→ **Material for the task**:
......

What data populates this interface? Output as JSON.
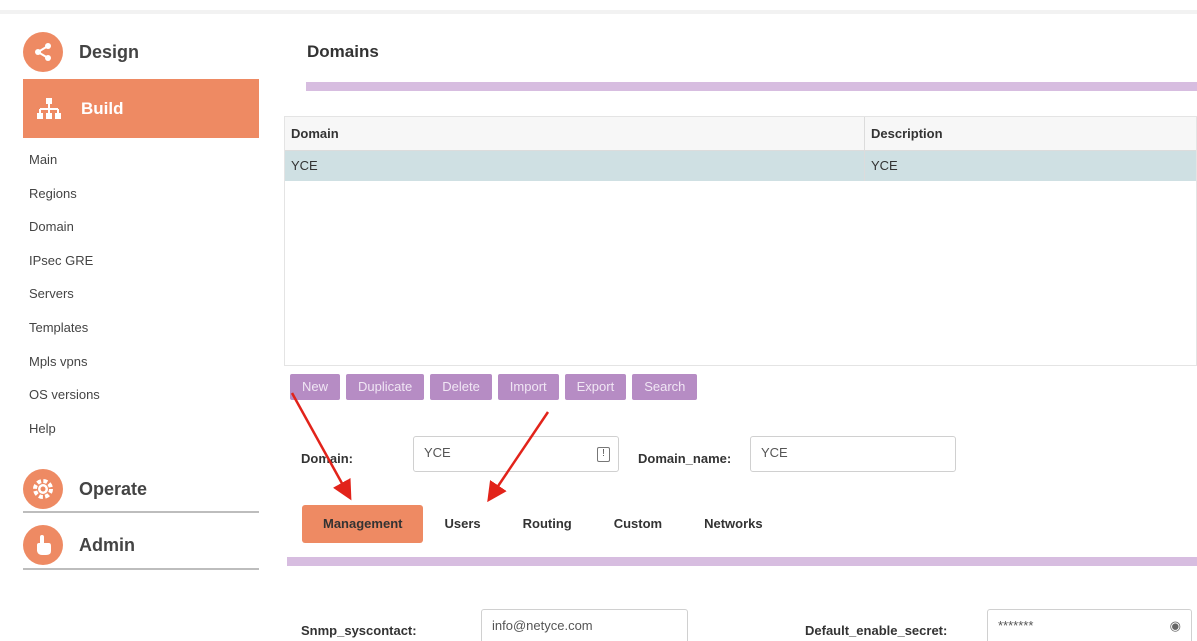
{
  "sidebar": {
    "sections": [
      {
        "label": "Design",
        "icon": "share-icon"
      },
      {
        "label": "Build",
        "icon": "sitemap-icon"
      },
      {
        "label": "Operate",
        "icon": "gear-icon"
      },
      {
        "label": "Admin",
        "icon": "hand-pointer-icon"
      }
    ],
    "menu": [
      "Main",
      "Regions",
      "Domain",
      "IPsec GRE",
      "Servers",
      "Templates",
      "Mpls vpns",
      "OS versions",
      "Help"
    ]
  },
  "page": {
    "title": "Domains"
  },
  "grid": {
    "columns": [
      "Domain",
      "Description"
    ],
    "rows": [
      [
        "YCE",
        "YCE"
      ]
    ]
  },
  "actions": [
    "New",
    "Duplicate",
    "Delete",
    "Import",
    "Export",
    "Search"
  ],
  "form": {
    "domain_label": "Domain:",
    "domain_value": "YCE",
    "domain_name_label": "Domain_name:",
    "domain_name_value": "YCE",
    "snmp_label": "Snmp_syscontact:",
    "snmp_value": "info@netyce.com",
    "secret_label": "Default_enable_secret:",
    "secret_value": "*******"
  },
  "tabs": [
    "Management",
    "Users",
    "Routing",
    "Custom",
    "Networks"
  ],
  "colors": {
    "accent": "#ee8a63",
    "purple": "#b68cc4",
    "purple_bar": "#d7bde0",
    "selected_row": "#cfe0e3",
    "annotation_arrow": "#e2231a"
  }
}
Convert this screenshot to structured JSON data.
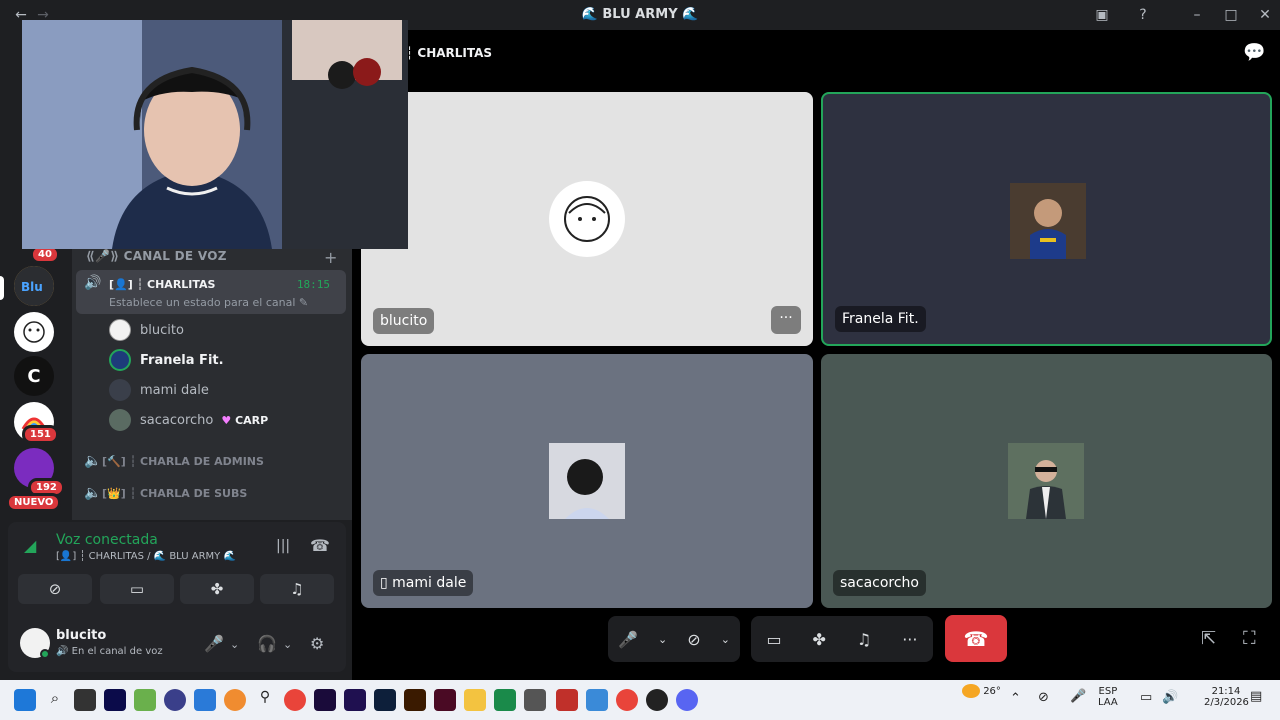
{
  "window": {
    "title": "🌊 BLU ARMY 🌊"
  },
  "server_badges": {
    "b1": "40",
    "b2": "151",
    "b3": "192",
    "new_label": "NUEVO"
  },
  "channels": {
    "category": "⟪🎤⟫ CANAL DE VOZ",
    "active": {
      "name": "[👤] ┆ CHARLITAS",
      "status_placeholder": "Establece un estado para el canal",
      "timer": "18:15"
    },
    "members": [
      {
        "name": "blucito",
        "bold": false
      },
      {
        "name": "Franela Fit.",
        "bold": true
      },
      {
        "name": "mami dale",
        "bold": false
      },
      {
        "name": "sacacorcho",
        "tag": "CARP"
      }
    ],
    "others": [
      {
        "name": "[🔨] ┆ CHARLA DE ADMINS"
      },
      {
        "name": "[👑] ┆ CHARLA DE SUBS"
      }
    ]
  },
  "voice": {
    "title": "Voz conectada",
    "subtitle": "[👤] ┆ CHARLITAS / 🌊 BLU ARMY 🌊"
  },
  "user": {
    "name": "blucito",
    "status": "En el canal de voz"
  },
  "stage": {
    "header": "┆ CHARLITAS",
    "tiles": [
      {
        "name": "blucito",
        "bg": "#e3e3e3"
      },
      {
        "name": "Franela Fit.",
        "bg": "#2e3140",
        "speaking_color": "#23a55a"
      },
      {
        "name": "mami dale",
        "bg": "#6b7280"
      },
      {
        "name": "sacacorcho",
        "bg": "#4a5854"
      }
    ]
  },
  "colors": {
    "online": "#23a55a",
    "danger": "#da373c"
  },
  "taskbar": {
    "weather": "26°",
    "lang1": "ESP",
    "lang2": "LAA",
    "time": "21:14",
    "date": "2/3/2026"
  }
}
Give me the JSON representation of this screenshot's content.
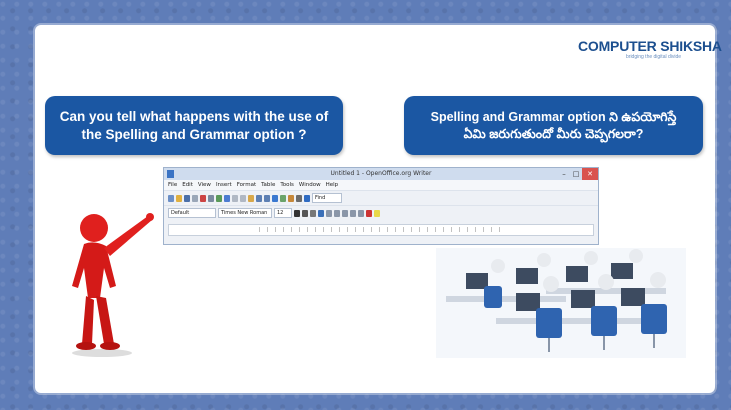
{
  "logo": {
    "title": "COMPUTER SHIKSHA",
    "tagline": "bridging the digital divide"
  },
  "question_english": "Can you tell what happens with the use of the Spelling and Grammar option ?",
  "question_telugu": "Spelling and Grammar option ని ఉపయోగిస్తే ఏమి జరుగుతుందో మీరు చెప్పగలరా?",
  "writer_window": {
    "title": "Untitled 1 - OpenOffice.org Writer",
    "menu": [
      "File",
      "Edit",
      "View",
      "Insert",
      "Format",
      "Table",
      "Tools",
      "Window",
      "Help"
    ],
    "paragraph_style": "Default",
    "font_name": "Times New Roman",
    "font_size": "12",
    "find_box": "Find",
    "controls": {
      "minimize": "–",
      "maximize": "□",
      "close": "✕"
    }
  },
  "colors": {
    "bubble": "#1b57a3",
    "background": "#5f7db8",
    "logo": "#1c4f8f"
  }
}
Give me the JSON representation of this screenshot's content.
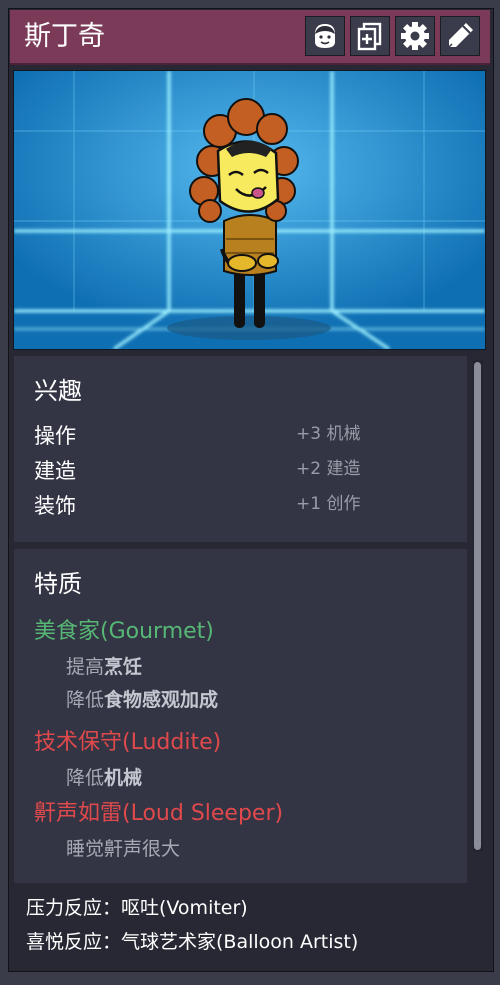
{
  "header": {
    "name": "斯丁奇",
    "buttons": [
      {
        "icon": "portrait-icon"
      },
      {
        "icon": "copy-icon"
      },
      {
        "icon": "gear-icon"
      },
      {
        "icon": "pencil-icon"
      }
    ],
    "color": "#7a3a58"
  },
  "interests": {
    "title": "兴趣",
    "rows": [
      {
        "label": "操作",
        "value": "+3 机械"
      },
      {
        "label": "建造",
        "value": "+2 建造"
      },
      {
        "label": "装饰",
        "value": "+1 创作"
      }
    ]
  },
  "traits": {
    "title": "特质",
    "items": [
      {
        "name": "美食家(Gourmet)",
        "color": "#56b874",
        "effects": [
          {
            "prefix": "提高",
            "bold": "烹饪"
          },
          {
            "prefix": "降低",
            "bold": "食物感观加成"
          }
        ]
      },
      {
        "name": "技术保守(Luddite)",
        "color": "#e0494b",
        "effects": [
          {
            "prefix": "降低",
            "bold": "机械"
          }
        ]
      },
      {
        "name": "鼾声如雷(Loud Sleeper)",
        "color": "#e0494b",
        "effects": [
          {
            "prefix": "睡觉鼾声很大",
            "bold": ""
          }
        ]
      }
    ]
  },
  "reactions": {
    "stress": "压力反应：呕吐(Vomiter)",
    "joy": "喜悦反应：气球艺术家(Balloon Artist)"
  }
}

......

→ **Task to carry out**:
Without including any pictures, print all of the material exactly as given.

→ **Written answer**:
What data populates this interface? Output as JSON.
{
  "sidebar": {
    "sections": [
      {
        "label": "Design",
        "icon": "share-icon"
      },
      {
        "label": "Build",
        "icon": "sitemap-icon"
      },
      {
        "label": "Operate",
        "icon": "gear-icon"
      },
      {
        "label": "Admin",
        "icon": "hand-pointer-icon"
      }
    ],
    "menu": [
      "Main",
      "Regions",
      "Domain",
      "IPsec GRE",
      "Servers",
      "Templates",
      "Mpls vpns",
      "OS versions",
      "Help"
    ]
  },
  "page": {
    "title": "Domains"
  },
  "grid": {
    "columns": [
      "Domain",
      "Description"
    ],
    "rows": [
      [
        "YCE",
        "YCE"
      ]
    ]
  },
  "actions": [
    "New",
    "Duplicate",
    "Delete",
    "Import",
    "Export",
    "Search"
  ],
  "form": {
    "domain_label": "Domain:",
    "domain_value": "YCE",
    "domain_name_label": "Domain_name:",
    "domain_name_value": "YCE",
    "snmp_label": "Snmp_syscontact:",
    "snmp_value": "info@netyce.com",
    "secret_label": "Default_enable_secret:",
    "secret_value": "*******"
  },
  "tabs": [
    "Management",
    "Users",
    "Routing",
    "Custom",
    "Networks"
  ],
  "colors": {
    "accent": "#ee8a63",
    "purple": "#b68cc4",
    "purple_bar": "#d7bde0",
    "selected_row": "#cfe0e3",
    "annotation_arrow": "#e2231a"
  }
}
Convert this screenshot to structured JSON data.
{
  "window": {
    "title": "🌊 BLU ARMY 🌊"
  },
  "server_badges": {
    "b1": "40",
    "b2": "151",
    "b3": "192",
    "new_label": "NUEVO"
  },
  "channels": {
    "category": "⟪🎤⟫ CANAL DE VOZ",
    "active": {
      "name": "[👤] ┆ CHARLITAS",
      "status_placeholder": "Establece un estado para el canal",
      "timer": "18:15"
    },
    "members": [
      {
        "name": "blucito",
        "bold": false
      },
      {
        "name": "Franela Fit.",
        "bold": true
      },
      {
        "name": "mami dale",
        "bold": false
      },
      {
        "name": "sacacorcho",
        "tag": "CARP"
      }
    ],
    "others": [
      {
        "name": "[🔨] ┆ CHARLA DE ADMINS"
      },
      {
        "name": "[👑] ┆ CHARLA DE SUBS"
      }
    ]
  },
  "voice": {
    "title": "Voz conectada",
    "subtitle": "[👤] ┆ CHARLITAS / 🌊 BLU ARMY 🌊"
  },
  "user": {
    "name": "blucito",
    "status": "En el canal de voz"
  },
  "stage": {
    "header": "┆ CHARLITAS",
    "tiles": [
      {
        "name": "blucito",
        "bg": "#e3e3e3"
      },
      {
        "name": "Franela Fit.",
        "bg": "#2e3140",
        "speaking_color": "#23a55a"
      },
      {
        "name": "mami dale",
        "bg": "#6b7280"
      },
      {
        "name": "sacacorcho",
        "bg": "#4a5854"
      }
    ]
  },
  "colors": {
    "online": "#23a55a",
    "danger": "#da373c"
  },
  "taskbar": {
    "weather": "26°",
    "lang1": "ESP",
    "lang2": "LAA",
    "time": "21:14",
    "date": "2/3/2026"
  }
}
Give me the JSON representation of this screenshot's content.
{
  "logo": {
    "title": "COMPUTER SHIKSHA",
    "tagline": "bridging the digital divide"
  },
  "question_english": "Can you tell what happens with the use of the Spelling and Grammar option ?",
  "question_telugu": "Spelling and Grammar option ని ఉపయోగిస్తే ఏమి జరుగుతుందో మీరు చెప్పగలరా?",
  "writer_window": {
    "title": "Untitled 1 - OpenOffice.org Writer",
    "menu": [
      "File",
      "Edit",
      "View",
      "Insert",
      "Format",
      "Table",
      "Tools",
      "Window",
      "Help"
    ],
    "paragraph_style": "Default",
    "font_name": "Times New Roman",
    "font_size": "12",
    "find_box": "Find",
    "controls": {
      "minimize": "–",
      "maximize": "□",
      "close": "✕"
    }
  },
  "colors": {
    "bubble": "#1b57a3",
    "background": "#5f7db8",
    "logo": "#1c4f8f"
  }
}
Give me the JSON representation of this screenshot's content.
{
  "header": {
    "name": "斯丁奇",
    "buttons": [
      {
        "icon": "portrait-icon"
      },
      {
        "icon": "copy-icon"
      },
      {
        "icon": "gear-icon"
      },
      {
        "icon": "pencil-icon"
      }
    ],
    "color": "#7a3a58"
  },
  "interests": {
    "title": "兴趣",
    "rows": [
      {
        "label": "操作",
        "value": "+3 机械"
      },
      {
        "label": "建造",
        "value": "+2 建造"
      },
      {
        "label": "装饰",
        "value": "+1 创作"
      }
    ]
  },
  "traits": {
    "title": "特质",
    "items": [
      {
        "name": "美食家(Gourmet)",
        "color": "#56b874",
        "effects": [
          {
            "prefix": "提高",
            "bold": "烹饪"
          },
          {
            "prefix": "降低",
            "bold": "食物感观加成"
          }
        ]
      },
      {
        "name": "技术保守(Luddite)",
        "color": "#e0494b",
        "effects": [
          {
            "prefix": "降低",
            "bold": "机械"
          }
        ]
      },
      {
        "name": "鼾声如雷(Loud Sleeper)",
        "color": "#e0494b",
        "effects": [
          {
            "prefix": "睡觉鼾声很大",
            "bold": ""
          }
        ]
      }
    ]
  },
  "reactions": {
    "stress": "压力反应：呕吐(Vomiter)",
    "joy": "喜悦反应：气球艺术家(Balloon Artist)"
  }
}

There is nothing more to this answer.